→ **WHAT YOU HAVE TO DO**
Which lines below hold the word "gateway"? Copy all of them.

→ **SUPPLIED RECORDS**
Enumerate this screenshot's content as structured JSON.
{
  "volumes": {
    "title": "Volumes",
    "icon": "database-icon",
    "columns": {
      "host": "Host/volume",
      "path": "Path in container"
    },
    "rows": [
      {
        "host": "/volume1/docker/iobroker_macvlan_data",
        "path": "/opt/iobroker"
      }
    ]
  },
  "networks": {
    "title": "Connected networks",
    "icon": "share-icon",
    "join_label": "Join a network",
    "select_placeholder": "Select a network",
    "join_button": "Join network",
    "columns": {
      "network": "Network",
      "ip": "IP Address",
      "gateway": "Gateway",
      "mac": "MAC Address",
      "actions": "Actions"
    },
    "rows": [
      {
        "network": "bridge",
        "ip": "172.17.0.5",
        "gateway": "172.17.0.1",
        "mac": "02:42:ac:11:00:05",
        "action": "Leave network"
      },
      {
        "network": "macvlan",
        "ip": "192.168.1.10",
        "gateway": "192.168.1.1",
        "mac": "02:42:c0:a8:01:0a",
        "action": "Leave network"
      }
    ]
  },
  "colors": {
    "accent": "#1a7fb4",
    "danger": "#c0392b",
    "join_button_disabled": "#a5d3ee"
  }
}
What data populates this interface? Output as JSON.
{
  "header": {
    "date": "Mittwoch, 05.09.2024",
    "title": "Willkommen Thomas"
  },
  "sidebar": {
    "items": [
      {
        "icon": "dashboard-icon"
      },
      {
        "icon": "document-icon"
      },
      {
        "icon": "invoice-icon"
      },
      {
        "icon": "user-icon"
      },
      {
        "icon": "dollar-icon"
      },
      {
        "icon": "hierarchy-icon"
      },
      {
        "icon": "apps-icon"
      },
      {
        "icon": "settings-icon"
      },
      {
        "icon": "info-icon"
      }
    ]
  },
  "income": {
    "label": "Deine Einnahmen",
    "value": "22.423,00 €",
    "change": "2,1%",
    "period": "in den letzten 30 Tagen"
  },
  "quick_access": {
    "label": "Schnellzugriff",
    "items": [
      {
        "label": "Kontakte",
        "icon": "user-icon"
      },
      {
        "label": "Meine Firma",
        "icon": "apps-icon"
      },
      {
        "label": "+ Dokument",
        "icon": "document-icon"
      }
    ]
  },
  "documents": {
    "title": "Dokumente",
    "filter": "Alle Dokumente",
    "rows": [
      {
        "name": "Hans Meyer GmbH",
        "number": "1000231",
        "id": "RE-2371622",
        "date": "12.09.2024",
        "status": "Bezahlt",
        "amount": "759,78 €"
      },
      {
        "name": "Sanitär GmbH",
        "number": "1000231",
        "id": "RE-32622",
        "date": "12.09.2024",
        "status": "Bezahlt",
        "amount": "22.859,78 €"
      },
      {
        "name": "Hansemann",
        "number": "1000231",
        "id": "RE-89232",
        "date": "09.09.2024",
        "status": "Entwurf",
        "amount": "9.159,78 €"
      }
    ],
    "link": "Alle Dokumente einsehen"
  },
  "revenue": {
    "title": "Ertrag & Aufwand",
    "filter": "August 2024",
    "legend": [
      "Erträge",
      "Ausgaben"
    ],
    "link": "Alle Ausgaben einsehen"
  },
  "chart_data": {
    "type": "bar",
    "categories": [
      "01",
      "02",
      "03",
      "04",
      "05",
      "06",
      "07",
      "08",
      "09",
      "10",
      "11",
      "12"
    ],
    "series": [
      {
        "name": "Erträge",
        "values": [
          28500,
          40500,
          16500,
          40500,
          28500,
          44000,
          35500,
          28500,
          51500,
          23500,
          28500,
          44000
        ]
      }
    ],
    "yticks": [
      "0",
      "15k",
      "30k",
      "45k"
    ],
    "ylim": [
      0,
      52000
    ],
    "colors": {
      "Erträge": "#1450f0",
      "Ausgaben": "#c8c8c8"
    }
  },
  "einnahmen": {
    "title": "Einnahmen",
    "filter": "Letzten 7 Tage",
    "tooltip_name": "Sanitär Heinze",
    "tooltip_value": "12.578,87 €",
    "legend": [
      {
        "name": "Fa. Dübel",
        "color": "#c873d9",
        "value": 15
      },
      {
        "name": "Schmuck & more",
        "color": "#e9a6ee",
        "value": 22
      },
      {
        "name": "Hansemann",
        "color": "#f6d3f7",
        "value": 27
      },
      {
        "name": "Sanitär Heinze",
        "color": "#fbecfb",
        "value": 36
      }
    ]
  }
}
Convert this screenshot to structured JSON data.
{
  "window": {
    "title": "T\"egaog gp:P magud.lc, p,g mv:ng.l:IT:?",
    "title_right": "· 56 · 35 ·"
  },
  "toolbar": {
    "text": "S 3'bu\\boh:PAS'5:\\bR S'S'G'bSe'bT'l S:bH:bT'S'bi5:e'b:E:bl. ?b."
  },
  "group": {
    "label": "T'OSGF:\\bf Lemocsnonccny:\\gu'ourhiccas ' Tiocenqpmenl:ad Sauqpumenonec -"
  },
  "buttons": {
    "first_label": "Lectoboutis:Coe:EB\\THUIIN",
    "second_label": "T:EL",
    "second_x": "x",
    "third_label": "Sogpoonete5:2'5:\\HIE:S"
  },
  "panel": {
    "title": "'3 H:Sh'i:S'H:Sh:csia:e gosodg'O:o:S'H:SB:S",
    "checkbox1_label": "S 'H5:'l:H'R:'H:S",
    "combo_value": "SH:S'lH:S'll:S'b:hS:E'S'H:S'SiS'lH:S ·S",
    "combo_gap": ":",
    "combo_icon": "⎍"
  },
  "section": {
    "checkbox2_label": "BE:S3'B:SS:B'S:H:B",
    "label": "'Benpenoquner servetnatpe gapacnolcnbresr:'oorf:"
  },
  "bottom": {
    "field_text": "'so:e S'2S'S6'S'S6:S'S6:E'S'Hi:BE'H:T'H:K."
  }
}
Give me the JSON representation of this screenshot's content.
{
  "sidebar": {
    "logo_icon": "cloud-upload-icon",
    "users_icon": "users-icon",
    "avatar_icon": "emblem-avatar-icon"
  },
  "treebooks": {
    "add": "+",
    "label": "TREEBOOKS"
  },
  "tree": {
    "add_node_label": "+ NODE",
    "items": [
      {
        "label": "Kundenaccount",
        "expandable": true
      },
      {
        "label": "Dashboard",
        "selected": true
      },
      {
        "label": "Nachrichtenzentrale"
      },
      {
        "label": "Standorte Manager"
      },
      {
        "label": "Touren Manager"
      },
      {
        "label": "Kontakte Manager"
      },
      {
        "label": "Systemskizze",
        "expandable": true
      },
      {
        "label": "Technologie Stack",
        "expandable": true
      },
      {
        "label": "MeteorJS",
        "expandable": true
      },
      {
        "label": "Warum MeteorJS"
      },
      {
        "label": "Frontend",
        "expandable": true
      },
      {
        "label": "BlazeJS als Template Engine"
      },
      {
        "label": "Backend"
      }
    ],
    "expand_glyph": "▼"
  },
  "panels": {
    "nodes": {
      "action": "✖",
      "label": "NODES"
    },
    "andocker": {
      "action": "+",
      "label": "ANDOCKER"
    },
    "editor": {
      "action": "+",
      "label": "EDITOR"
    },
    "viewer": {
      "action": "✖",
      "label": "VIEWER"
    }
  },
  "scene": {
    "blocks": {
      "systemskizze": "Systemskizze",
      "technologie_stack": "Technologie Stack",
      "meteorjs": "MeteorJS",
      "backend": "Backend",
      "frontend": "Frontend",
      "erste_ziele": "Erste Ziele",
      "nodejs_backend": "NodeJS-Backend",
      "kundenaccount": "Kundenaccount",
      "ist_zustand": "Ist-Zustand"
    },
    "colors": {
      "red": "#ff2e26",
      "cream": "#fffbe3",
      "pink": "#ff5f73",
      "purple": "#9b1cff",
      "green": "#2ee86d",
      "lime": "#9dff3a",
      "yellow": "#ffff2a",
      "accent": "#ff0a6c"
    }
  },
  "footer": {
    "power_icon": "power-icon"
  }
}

→ **CORRECT RESULT**
      "gateway": "Gateway",
        "gateway": "172.17.0.1",
        "gateway": "192.168.1.1",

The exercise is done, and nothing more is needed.